◆ **What to produce**
From the entries below, copy every line where the string "Комитета" appears.

◆ **Record extracts**
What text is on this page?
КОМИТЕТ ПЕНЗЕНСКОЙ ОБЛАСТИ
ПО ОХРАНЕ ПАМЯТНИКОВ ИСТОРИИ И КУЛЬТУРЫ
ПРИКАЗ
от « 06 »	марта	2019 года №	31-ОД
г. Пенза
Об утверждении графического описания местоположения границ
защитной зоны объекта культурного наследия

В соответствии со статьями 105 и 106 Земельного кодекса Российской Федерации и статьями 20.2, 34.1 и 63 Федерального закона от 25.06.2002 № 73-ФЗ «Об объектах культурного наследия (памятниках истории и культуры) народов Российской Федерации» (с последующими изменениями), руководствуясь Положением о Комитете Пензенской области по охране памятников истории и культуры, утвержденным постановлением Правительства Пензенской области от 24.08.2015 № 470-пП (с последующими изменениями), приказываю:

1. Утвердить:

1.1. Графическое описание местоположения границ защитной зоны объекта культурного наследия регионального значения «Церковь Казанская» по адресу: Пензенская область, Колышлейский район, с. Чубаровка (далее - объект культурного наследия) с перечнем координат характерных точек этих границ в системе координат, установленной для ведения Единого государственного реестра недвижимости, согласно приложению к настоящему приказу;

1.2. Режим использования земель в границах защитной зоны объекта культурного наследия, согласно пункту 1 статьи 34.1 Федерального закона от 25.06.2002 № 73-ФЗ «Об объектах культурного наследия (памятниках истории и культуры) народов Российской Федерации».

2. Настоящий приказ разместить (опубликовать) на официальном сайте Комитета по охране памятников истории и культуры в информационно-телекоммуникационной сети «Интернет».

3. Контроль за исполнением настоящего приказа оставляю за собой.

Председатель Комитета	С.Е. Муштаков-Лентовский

◆ **Result for this task**
2. Настоящий приказ разместить (опубликовать) на официальном сайте Комитета по охране памятников истории и культуры в информационно-телекоммуникационной сети «Интернет».
Председатель Комитета	С.Е. Муштаков-Лентовский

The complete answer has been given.